▸ **Data entries**:
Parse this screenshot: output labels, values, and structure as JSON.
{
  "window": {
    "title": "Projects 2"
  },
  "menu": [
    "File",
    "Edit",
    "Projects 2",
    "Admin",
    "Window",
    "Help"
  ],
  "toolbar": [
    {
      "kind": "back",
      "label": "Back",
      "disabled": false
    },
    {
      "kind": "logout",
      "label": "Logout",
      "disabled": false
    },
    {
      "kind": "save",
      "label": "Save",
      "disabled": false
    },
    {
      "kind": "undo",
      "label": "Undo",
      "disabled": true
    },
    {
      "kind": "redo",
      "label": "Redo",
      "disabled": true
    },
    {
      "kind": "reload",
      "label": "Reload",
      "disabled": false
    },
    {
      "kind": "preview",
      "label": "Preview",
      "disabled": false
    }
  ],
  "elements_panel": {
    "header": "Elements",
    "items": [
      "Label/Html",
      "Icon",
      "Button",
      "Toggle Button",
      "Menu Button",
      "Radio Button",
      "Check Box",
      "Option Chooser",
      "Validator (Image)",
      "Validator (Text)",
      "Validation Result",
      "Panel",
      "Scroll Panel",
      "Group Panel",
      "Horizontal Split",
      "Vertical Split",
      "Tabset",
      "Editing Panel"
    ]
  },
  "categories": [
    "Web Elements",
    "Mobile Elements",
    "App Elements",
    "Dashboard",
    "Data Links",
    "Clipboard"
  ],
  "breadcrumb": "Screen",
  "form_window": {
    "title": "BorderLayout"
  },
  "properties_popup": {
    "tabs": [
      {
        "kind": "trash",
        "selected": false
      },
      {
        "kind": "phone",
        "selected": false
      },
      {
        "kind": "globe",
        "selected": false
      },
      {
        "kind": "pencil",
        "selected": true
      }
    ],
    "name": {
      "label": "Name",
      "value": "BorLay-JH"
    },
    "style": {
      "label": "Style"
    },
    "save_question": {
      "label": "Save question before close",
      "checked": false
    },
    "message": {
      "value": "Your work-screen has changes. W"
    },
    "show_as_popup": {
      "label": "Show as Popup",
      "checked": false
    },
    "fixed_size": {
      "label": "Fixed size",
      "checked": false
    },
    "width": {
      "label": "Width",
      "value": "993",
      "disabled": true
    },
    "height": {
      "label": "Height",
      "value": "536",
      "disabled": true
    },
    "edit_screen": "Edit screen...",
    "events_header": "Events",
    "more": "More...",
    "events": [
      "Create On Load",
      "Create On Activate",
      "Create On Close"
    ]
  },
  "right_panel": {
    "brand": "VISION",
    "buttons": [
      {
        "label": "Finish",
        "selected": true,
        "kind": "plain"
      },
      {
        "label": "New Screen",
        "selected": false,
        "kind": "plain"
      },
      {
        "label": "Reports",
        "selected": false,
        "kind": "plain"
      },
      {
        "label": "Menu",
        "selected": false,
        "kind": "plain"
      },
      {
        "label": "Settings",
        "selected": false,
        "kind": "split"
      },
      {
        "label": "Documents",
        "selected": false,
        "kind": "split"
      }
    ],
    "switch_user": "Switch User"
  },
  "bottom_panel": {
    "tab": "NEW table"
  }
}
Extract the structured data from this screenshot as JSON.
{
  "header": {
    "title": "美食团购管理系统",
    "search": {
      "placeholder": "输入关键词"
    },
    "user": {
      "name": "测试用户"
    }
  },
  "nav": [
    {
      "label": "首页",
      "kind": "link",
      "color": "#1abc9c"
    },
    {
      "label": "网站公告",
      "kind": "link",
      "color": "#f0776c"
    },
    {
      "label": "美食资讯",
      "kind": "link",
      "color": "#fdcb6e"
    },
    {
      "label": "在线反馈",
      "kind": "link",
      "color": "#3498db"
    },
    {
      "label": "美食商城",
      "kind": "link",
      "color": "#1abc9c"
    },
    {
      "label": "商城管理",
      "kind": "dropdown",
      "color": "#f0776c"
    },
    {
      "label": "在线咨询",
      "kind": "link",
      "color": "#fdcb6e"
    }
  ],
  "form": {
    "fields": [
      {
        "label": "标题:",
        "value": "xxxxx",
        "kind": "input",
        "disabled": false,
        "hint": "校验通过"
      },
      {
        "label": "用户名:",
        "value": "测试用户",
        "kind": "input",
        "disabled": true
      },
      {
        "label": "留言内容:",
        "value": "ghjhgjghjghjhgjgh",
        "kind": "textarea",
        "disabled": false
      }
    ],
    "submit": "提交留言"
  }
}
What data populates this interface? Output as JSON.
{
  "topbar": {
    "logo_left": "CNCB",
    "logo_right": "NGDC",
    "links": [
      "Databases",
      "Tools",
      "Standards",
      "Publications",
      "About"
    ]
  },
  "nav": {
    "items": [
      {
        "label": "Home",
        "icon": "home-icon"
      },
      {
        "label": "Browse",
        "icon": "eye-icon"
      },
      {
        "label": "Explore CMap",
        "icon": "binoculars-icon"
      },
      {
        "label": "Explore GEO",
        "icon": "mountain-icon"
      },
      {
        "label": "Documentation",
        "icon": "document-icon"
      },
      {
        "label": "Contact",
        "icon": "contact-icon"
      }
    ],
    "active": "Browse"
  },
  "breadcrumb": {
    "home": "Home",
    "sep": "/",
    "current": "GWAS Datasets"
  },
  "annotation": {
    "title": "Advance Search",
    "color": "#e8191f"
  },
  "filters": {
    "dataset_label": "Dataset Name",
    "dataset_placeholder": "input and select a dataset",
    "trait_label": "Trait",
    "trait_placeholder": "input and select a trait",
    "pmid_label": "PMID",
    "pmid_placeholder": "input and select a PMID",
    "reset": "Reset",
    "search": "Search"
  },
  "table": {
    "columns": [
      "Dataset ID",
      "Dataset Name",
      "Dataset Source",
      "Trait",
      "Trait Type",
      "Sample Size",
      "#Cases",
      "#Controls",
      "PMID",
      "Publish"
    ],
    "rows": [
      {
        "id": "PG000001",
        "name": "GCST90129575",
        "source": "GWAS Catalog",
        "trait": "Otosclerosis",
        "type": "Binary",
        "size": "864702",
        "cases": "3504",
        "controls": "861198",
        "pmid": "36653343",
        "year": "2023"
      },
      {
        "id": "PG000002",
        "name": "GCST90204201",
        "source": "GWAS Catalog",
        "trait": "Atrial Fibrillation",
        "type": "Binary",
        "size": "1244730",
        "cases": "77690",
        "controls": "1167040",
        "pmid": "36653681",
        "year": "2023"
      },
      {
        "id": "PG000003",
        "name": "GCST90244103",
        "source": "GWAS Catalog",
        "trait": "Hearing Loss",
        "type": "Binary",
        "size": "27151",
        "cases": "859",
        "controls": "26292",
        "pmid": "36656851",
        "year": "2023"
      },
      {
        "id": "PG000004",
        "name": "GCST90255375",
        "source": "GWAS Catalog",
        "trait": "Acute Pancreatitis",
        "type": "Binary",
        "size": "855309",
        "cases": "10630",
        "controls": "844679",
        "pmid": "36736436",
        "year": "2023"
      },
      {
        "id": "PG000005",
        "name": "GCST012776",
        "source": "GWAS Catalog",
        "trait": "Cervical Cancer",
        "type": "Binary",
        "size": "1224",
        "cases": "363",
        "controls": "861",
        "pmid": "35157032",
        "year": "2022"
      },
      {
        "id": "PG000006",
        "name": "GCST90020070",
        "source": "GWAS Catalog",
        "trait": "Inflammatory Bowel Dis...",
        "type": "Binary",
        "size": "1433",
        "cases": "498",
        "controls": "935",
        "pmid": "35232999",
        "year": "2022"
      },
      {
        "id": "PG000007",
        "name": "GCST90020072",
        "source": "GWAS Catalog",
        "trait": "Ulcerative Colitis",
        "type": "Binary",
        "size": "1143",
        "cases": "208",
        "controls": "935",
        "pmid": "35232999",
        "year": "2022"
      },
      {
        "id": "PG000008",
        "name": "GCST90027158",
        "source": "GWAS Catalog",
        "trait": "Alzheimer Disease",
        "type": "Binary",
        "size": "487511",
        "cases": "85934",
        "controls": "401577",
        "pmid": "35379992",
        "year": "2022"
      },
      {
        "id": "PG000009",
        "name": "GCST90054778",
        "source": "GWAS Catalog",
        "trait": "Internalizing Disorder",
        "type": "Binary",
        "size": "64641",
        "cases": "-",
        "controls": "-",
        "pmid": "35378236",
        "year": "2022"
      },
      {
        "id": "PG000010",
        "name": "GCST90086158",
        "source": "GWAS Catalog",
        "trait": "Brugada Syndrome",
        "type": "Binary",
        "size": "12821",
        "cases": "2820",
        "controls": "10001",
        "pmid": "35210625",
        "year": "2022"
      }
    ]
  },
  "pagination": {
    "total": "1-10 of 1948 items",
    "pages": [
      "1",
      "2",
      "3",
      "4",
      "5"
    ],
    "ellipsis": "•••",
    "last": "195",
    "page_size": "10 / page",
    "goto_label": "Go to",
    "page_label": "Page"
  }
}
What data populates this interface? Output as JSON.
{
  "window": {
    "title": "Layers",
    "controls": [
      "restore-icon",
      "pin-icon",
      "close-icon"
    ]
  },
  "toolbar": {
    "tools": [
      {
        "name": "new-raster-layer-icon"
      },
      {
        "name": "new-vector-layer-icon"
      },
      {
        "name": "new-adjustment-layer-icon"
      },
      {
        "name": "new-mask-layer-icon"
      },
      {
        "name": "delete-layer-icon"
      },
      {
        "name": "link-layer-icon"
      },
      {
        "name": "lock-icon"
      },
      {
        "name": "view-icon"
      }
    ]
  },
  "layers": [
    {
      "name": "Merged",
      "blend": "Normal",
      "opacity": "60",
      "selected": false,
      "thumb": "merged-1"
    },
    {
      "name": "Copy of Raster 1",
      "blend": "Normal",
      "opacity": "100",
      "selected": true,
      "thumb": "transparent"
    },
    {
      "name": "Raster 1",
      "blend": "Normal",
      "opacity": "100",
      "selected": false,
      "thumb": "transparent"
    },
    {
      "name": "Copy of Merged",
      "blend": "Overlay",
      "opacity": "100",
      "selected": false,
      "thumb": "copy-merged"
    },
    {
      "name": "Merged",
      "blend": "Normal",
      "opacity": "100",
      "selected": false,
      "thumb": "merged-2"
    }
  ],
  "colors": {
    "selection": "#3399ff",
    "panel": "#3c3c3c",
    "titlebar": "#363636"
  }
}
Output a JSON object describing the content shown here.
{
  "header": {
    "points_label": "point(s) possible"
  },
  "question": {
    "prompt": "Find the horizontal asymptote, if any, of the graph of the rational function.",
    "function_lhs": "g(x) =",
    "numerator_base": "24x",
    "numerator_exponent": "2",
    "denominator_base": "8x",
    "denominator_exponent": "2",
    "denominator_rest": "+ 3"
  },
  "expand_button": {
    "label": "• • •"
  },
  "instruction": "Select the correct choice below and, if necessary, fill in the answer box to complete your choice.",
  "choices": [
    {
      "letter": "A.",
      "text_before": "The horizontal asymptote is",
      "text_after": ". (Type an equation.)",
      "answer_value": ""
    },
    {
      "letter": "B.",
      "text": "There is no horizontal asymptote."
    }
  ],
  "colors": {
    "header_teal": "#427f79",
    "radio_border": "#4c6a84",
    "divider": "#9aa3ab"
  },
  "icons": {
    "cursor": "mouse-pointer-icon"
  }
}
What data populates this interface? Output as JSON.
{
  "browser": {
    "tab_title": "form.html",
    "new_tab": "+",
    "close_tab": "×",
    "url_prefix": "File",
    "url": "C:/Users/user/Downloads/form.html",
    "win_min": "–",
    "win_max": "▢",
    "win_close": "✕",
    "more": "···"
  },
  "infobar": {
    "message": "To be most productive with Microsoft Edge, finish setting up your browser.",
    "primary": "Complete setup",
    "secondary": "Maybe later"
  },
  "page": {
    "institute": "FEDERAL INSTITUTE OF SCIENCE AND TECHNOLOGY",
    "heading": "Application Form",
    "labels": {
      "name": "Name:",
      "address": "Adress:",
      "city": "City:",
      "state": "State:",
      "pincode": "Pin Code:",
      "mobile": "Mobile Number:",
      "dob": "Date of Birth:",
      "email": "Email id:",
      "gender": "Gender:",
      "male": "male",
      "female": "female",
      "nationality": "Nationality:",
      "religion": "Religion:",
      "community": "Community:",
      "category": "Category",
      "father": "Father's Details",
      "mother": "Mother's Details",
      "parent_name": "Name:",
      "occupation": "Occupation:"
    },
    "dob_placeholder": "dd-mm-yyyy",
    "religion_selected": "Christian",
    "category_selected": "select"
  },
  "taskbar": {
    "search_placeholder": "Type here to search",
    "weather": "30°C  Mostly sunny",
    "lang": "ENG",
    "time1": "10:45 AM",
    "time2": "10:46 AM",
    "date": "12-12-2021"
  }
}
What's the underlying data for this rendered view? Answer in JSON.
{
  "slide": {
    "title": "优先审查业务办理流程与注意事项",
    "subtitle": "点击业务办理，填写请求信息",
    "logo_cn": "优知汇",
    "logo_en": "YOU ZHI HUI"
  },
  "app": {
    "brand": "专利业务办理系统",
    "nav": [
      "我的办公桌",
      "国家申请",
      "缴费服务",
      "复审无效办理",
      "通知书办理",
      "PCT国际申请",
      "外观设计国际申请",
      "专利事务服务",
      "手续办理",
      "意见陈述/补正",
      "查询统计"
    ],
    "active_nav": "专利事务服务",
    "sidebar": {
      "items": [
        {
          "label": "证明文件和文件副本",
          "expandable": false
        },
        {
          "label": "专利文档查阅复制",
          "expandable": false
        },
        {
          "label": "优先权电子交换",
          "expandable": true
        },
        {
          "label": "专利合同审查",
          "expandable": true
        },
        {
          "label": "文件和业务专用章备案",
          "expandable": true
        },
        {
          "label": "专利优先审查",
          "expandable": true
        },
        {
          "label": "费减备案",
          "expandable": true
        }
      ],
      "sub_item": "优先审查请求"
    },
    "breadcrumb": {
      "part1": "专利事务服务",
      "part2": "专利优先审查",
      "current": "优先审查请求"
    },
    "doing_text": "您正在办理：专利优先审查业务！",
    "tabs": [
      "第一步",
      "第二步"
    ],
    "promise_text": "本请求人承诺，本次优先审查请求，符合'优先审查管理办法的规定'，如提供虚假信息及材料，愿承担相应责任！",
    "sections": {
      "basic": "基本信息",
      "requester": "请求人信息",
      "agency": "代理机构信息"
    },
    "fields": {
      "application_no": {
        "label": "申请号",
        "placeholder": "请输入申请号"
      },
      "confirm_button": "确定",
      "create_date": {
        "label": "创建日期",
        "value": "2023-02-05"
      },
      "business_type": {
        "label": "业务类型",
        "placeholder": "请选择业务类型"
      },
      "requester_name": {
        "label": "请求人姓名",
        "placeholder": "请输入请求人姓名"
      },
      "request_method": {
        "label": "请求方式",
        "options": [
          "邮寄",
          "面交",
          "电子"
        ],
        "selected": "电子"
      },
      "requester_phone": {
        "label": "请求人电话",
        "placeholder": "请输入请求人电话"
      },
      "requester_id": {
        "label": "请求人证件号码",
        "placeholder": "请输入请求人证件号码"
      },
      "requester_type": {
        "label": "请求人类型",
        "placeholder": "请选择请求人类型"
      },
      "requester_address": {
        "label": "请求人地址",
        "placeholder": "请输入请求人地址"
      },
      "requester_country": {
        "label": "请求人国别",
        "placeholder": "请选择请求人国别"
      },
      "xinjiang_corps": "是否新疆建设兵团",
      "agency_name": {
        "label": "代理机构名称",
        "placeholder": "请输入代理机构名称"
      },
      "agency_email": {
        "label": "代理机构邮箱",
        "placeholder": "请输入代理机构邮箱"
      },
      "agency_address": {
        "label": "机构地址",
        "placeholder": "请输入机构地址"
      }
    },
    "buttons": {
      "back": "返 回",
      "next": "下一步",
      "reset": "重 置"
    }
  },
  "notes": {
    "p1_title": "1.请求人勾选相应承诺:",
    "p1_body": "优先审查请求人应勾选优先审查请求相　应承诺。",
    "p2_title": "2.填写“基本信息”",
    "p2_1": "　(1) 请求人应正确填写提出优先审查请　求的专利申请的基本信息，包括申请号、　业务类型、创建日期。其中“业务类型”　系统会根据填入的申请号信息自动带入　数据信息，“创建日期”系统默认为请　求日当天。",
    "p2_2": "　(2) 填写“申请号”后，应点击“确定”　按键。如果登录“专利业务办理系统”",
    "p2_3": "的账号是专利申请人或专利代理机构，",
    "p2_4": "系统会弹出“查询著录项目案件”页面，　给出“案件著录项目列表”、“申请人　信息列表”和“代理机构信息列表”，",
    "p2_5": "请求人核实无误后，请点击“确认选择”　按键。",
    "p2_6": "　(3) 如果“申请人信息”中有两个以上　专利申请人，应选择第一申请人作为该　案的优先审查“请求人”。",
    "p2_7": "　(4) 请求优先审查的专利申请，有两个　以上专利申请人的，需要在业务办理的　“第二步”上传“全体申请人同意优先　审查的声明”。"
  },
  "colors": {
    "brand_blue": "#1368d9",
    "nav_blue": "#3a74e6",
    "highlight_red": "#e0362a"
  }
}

▸ **Goal of the exercise**: How many lines in the records above contain the word "screenshot"? Reply with the number alone.

▸ **Result for this task**: 2